::: Entries supplied

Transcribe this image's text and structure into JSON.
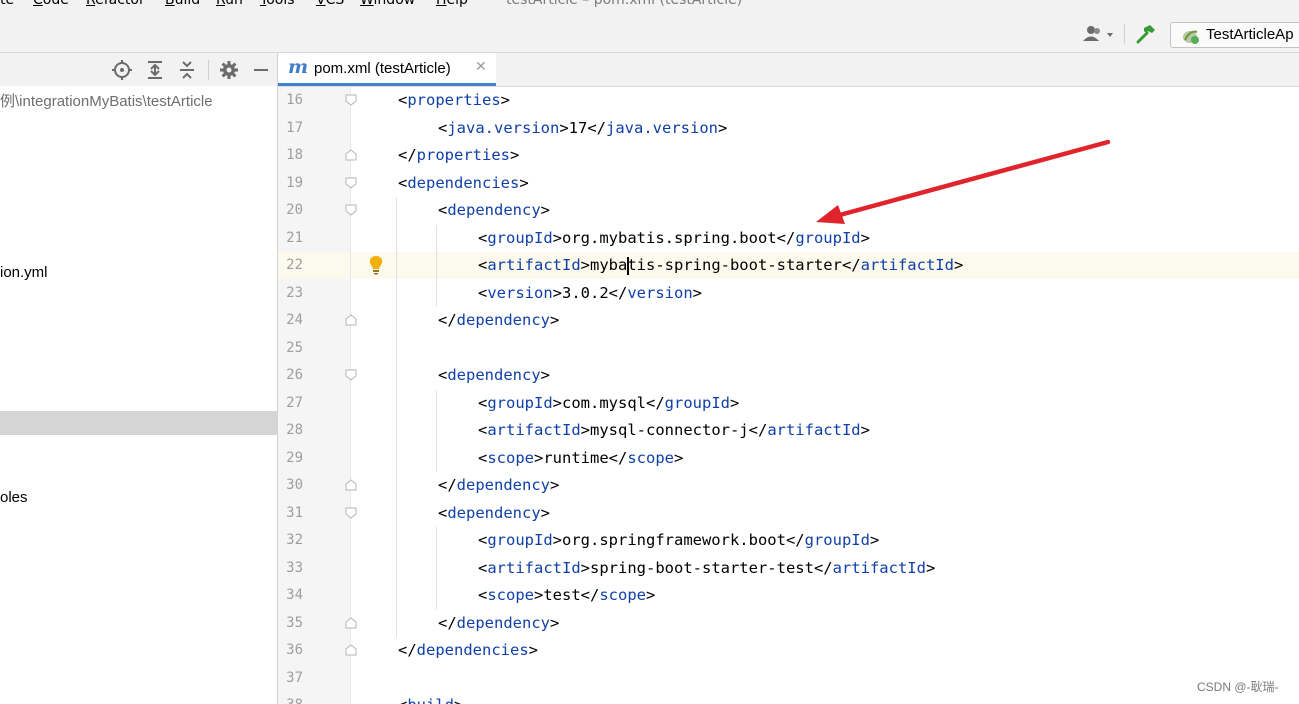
{
  "menu": {
    "items": [
      "te",
      "Code",
      "Refactor",
      "Build",
      "Run",
      "Tools",
      "VCS",
      "Window",
      "Help"
    ],
    "window_title": "testArticle – pom.xml (testArticle)"
  },
  "toolbar": {
    "user_icon": "user-dropdown-icon",
    "build_icon": "hammer-icon",
    "run_config_label": "TestArticleAp"
  },
  "project_panel": {
    "path": "例\\integrationMyBatis\\testArticle",
    "items": [
      "ion.yml",
      "oles"
    ],
    "header_icons": [
      "locate-icon",
      "expand-all-icon",
      "collapse-all-icon",
      "gear-icon",
      "minimize-icon"
    ]
  },
  "editor_tab": {
    "icon": "m",
    "name": "pom.xml (testArticle)",
    "close": "✕"
  },
  "editor": {
    "lines": [
      {
        "n": "16",
        "indent": 1,
        "parts": [
          [
            "p",
            "<"
          ],
          [
            "t",
            "properties"
          ],
          [
            "p",
            ">"
          ]
        ]
      },
      {
        "n": "17",
        "indent": 2,
        "parts": [
          [
            "p",
            "<"
          ],
          [
            "t",
            "java.version"
          ],
          [
            "p",
            ">17</"
          ],
          [
            "t",
            "java.version"
          ],
          [
            "p",
            ">"
          ]
        ]
      },
      {
        "n": "18",
        "indent": 1,
        "parts": [
          [
            "p",
            "</"
          ],
          [
            "t",
            "properties"
          ],
          [
            "p",
            ">"
          ]
        ]
      },
      {
        "n": "19",
        "indent": 1,
        "parts": [
          [
            "p",
            "<"
          ],
          [
            "t",
            "dependencies"
          ],
          [
            "p",
            ">"
          ]
        ]
      },
      {
        "n": "20",
        "indent": 2,
        "parts": [
          [
            "p",
            "<"
          ],
          [
            "t",
            "dependency"
          ],
          [
            "p",
            ">"
          ]
        ]
      },
      {
        "n": "21",
        "indent": 3,
        "parts": [
          [
            "p",
            "<"
          ],
          [
            "t",
            "groupId"
          ],
          [
            "p",
            ">org.mybatis.spring.boot</"
          ],
          [
            "t",
            "groupId"
          ],
          [
            "p",
            ">"
          ]
        ]
      },
      {
        "n": "22",
        "indent": 3,
        "parts": [
          [
            "p",
            "<"
          ],
          [
            "t",
            "artifactId"
          ],
          [
            "p",
            ">mybatis-spring-boot-starter</"
          ],
          [
            "t",
            "artifactId"
          ],
          [
            "p",
            ">"
          ]
        ]
      },
      {
        "n": "23",
        "indent": 3,
        "parts": [
          [
            "p",
            "<"
          ],
          [
            "t",
            "version"
          ],
          [
            "p",
            ">3.0.2</"
          ],
          [
            "t",
            "version"
          ],
          [
            "p",
            ">"
          ]
        ]
      },
      {
        "n": "24",
        "indent": 2,
        "parts": [
          [
            "p",
            "</"
          ],
          [
            "t",
            "dependency"
          ],
          [
            "p",
            ">"
          ]
        ]
      },
      {
        "n": "25",
        "indent": 0,
        "parts": []
      },
      {
        "n": "26",
        "indent": 2,
        "parts": [
          [
            "p",
            "<"
          ],
          [
            "t",
            "dependency"
          ],
          [
            "p",
            ">"
          ]
        ]
      },
      {
        "n": "27",
        "indent": 3,
        "parts": [
          [
            "p",
            "<"
          ],
          [
            "t",
            "groupId"
          ],
          [
            "p",
            ">com.mysql</"
          ],
          [
            "t",
            "groupId"
          ],
          [
            "p",
            ">"
          ]
        ]
      },
      {
        "n": "28",
        "indent": 3,
        "parts": [
          [
            "p",
            "<"
          ],
          [
            "t",
            "artifactId"
          ],
          [
            "p",
            ">mysql-connector-j</"
          ],
          [
            "t",
            "artifactId"
          ],
          [
            "p",
            ">"
          ]
        ]
      },
      {
        "n": "29",
        "indent": 3,
        "parts": [
          [
            "p",
            "<"
          ],
          [
            "t",
            "scope"
          ],
          [
            "p",
            ">runtime</"
          ],
          [
            "t",
            "scope"
          ],
          [
            "p",
            ">"
          ]
        ]
      },
      {
        "n": "30",
        "indent": 2,
        "parts": [
          [
            "p",
            "</"
          ],
          [
            "t",
            "dependency"
          ],
          [
            "p",
            ">"
          ]
        ]
      },
      {
        "n": "31",
        "indent": 2,
        "parts": [
          [
            "p",
            "<"
          ],
          [
            "t",
            "dependency"
          ],
          [
            "p",
            ">"
          ]
        ]
      },
      {
        "n": "32",
        "indent": 3,
        "parts": [
          [
            "p",
            "<"
          ],
          [
            "t",
            "groupId"
          ],
          [
            "p",
            ">org.springframework.boot</"
          ],
          [
            "t",
            "groupId"
          ],
          [
            "p",
            ">"
          ]
        ]
      },
      {
        "n": "33",
        "indent": 3,
        "parts": [
          [
            "p",
            "<"
          ],
          [
            "t",
            "artifactId"
          ],
          [
            "p",
            ">spring-boot-starter-test</"
          ],
          [
            "t",
            "artifactId"
          ],
          [
            "p",
            ">"
          ]
        ]
      },
      {
        "n": "34",
        "indent": 3,
        "parts": [
          [
            "p",
            "<"
          ],
          [
            "t",
            "scope"
          ],
          [
            "p",
            ">test</"
          ],
          [
            "t",
            "scope"
          ],
          [
            "p",
            ">"
          ]
        ]
      },
      {
        "n": "35",
        "indent": 2,
        "parts": [
          [
            "p",
            "</"
          ],
          [
            "t",
            "dependency"
          ],
          [
            "p",
            ">"
          ]
        ]
      },
      {
        "n": "36",
        "indent": 1,
        "parts": [
          [
            "p",
            "</"
          ],
          [
            "t",
            "dependencies"
          ],
          [
            "p",
            ">"
          ]
        ]
      },
      {
        "n": "37",
        "indent": 0,
        "parts": []
      },
      {
        "n": "38",
        "indent": 1,
        "parts": [
          [
            "p",
            "<"
          ],
          [
            "t",
            "build"
          ],
          [
            "p",
            ">"
          ]
        ]
      }
    ],
    "current_line": "22",
    "intention_icon": "lightbulb-icon"
  },
  "annotation": {
    "type": "red-arrow",
    "color": "#e0242b"
  },
  "watermark": "CSDN @-耿瑞-",
  "colors": {
    "tag": "#0f3fa8",
    "line_number": "#9e9e9e",
    "current_line_bg": "#fcfaed",
    "tab_underline": "#4083c9"
  }
}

::::::

## Task instructions:
Without the pictures, print the whole listing exactly as given.

## Solution below:
Transcribe this image's text and structure into JSON.
{
  "menu": {
    "items": [
      "te",
      "Code",
      "Refactor",
      "Build",
      "Run",
      "Tools",
      "VCS",
      "Window",
      "Help"
    ],
    "window_title": "testArticle – pom.xml (testArticle)"
  },
  "toolbar": {
    "user_icon": "user-dropdown-icon",
    "build_icon": "hammer-icon",
    "run_config_label": "TestArticleAp"
  },
  "project_panel": {
    "path": "例\\integrationMyBatis\\testArticle",
    "items": [
      "ion.yml",
      "oles"
    ],
    "header_icons": [
      "locate-icon",
      "expand-all-icon",
      "collapse-all-icon",
      "gear-icon",
      "minimize-icon"
    ]
  },
  "editor_tab": {
    "icon": "m",
    "name": "pom.xml (testArticle)",
    "close": "✕"
  },
  "editor": {
    "lines": [
      {
        "n": "16",
        "indent": 1,
        "parts": [
          [
            "p",
            "<"
          ],
          [
            "t",
            "properties"
          ],
          [
            "p",
            ">"
          ]
        ]
      },
      {
        "n": "17",
        "indent": 2,
        "parts": [
          [
            "p",
            "<"
          ],
          [
            "t",
            "java.version"
          ],
          [
            "p",
            ">17</"
          ],
          [
            "t",
            "java.version"
          ],
          [
            "p",
            ">"
          ]
        ]
      },
      {
        "n": "18",
        "indent": 1,
        "parts": [
          [
            "p",
            "</"
          ],
          [
            "t",
            "properties"
          ],
          [
            "p",
            ">"
          ]
        ]
      },
      {
        "n": "19",
        "indent": 1,
        "parts": [
          [
            "p",
            "<"
          ],
          [
            "t",
            "dependencies"
          ],
          [
            "p",
            ">"
          ]
        ]
      },
      {
        "n": "20",
        "indent": 2,
        "parts": [
          [
            "p",
            "<"
          ],
          [
            "t",
            "dependency"
          ],
          [
            "p",
            ">"
          ]
        ]
      },
      {
        "n": "21",
        "indent": 3,
        "parts": [
          [
            "p",
            "<"
          ],
          [
            "t",
            "groupId"
          ],
          [
            "p",
            ">org.mybatis.spring.boot</"
          ],
          [
            "t",
            "groupId"
          ],
          [
            "p",
            ">"
          ]
        ]
      },
      {
        "n": "22",
        "indent": 3,
        "parts": [
          [
            "p",
            "<"
          ],
          [
            "t",
            "artifactId"
          ],
          [
            "p",
            ">mybatis-spring-boot-starter</"
          ],
          [
            "t",
            "artifactId"
          ],
          [
            "p",
            ">"
          ]
        ]
      },
      {
        "n": "23",
        "indent": 3,
        "parts": [
          [
            "p",
            "<"
          ],
          [
            "t",
            "version"
          ],
          [
            "p",
            ">3.0.2</"
          ],
          [
            "t",
            "version"
          ],
          [
            "p",
            ">"
          ]
        ]
      },
      {
        "n": "24",
        "indent": 2,
        "parts": [
          [
            "p",
            "</"
          ],
          [
            "t",
            "dependency"
          ],
          [
            "p",
            ">"
          ]
        ]
      },
      {
        "n": "25",
        "indent": 0,
        "parts": []
      },
      {
        "n": "26",
        "indent": 2,
        "parts": [
          [
            "p",
            "<"
          ],
          [
            "t",
            "dependency"
          ],
          [
            "p",
            ">"
          ]
        ]
      },
      {
        "n": "27",
        "indent": 3,
        "parts": [
          [
            "p",
            "<"
          ],
          [
            "t",
            "groupId"
          ],
          [
            "p",
            ">com.mysql</"
          ],
          [
            "t",
            "groupId"
          ],
          [
            "p",
            ">"
          ]
        ]
      },
      {
        "n": "28",
        "indent": 3,
        "parts": [
          [
            "p",
            "<"
          ],
          [
            "t",
            "artifactId"
          ],
          [
            "p",
            ">mysql-connector-j</"
          ],
          [
            "t",
            "artifactId"
          ],
          [
            "p",
            ">"
          ]
        ]
      },
      {
        "n": "29",
        "indent": 3,
        "parts": [
          [
            "p",
            "<"
          ],
          [
            "t",
            "scope"
          ],
          [
            "p",
            ">runtime</"
          ],
          [
            "t",
            "scope"
          ],
          [
            "p",
            ">"
          ]
        ]
      },
      {
        "n": "30",
        "indent": 2,
        "parts": [
          [
            "p",
            "</"
          ],
          [
            "t",
            "dependency"
          ],
          [
            "p",
            ">"
          ]
        ]
      },
      {
        "n": "31",
        "indent": 2,
        "parts": [
          [
            "p",
            "<"
          ],
          [
            "t",
            "dependency"
          ],
          [
            "p",
            ">"
          ]
        ]
      },
      {
        "n": "32",
        "indent": 3,
        "parts": [
          [
            "p",
            "<"
          ],
          [
            "t",
            "groupId"
          ],
          [
            "p",
            ">org.springframework.boot</"
          ],
          [
            "t",
            "groupId"
          ],
          [
            "p",
            ">"
          ]
        ]
      },
      {
        "n": "33",
        "indent": 3,
        "parts": [
          [
            "p",
            "<"
          ],
          [
            "t",
            "artifactId"
          ],
          [
            "p",
            ">spring-boot-starter-test</"
          ],
          [
            "t",
            "artifactId"
          ],
          [
            "p",
            ">"
          ]
        ]
      },
      {
        "n": "34",
        "indent": 3,
        "parts": [
          [
            "p",
            "<"
          ],
          [
            "t",
            "scope"
          ],
          [
            "p",
            ">test</"
          ],
          [
            "t",
            "scope"
          ],
          [
            "p",
            ">"
          ]
        ]
      },
      {
        "n": "35",
        "indent": 2,
        "parts": [
          [
            "p",
            "</"
          ],
          [
            "t",
            "dependency"
          ],
          [
            "p",
            ">"
          ]
        ]
      },
      {
        "n": "36",
        "indent": 1,
        "parts": [
          [
            "p",
            "</"
          ],
          [
            "t",
            "dependencies"
          ],
          [
            "p",
            ">"
          ]
        ]
      },
      {
        "n": "37",
        "indent": 0,
        "parts": []
      },
      {
        "n": "38",
        "indent": 1,
        "parts": [
          [
            "p",
            "<"
          ],
          [
            "t",
            "build"
          ],
          [
            "p",
            ">"
          ]
        ]
      }
    ],
    "current_line": "22",
    "intention_icon": "lightbulb-icon"
  },
  "annotation": {
    "type": "red-arrow",
    "color": "#e0242b"
  },
  "watermark": "CSDN @-耿瑞-",
  "colors": {
    "tag": "#0f3fa8",
    "line_number": "#9e9e9e",
    "current_line_bg": "#fcfaed",
    "tab_underline": "#4083c9"
  }
}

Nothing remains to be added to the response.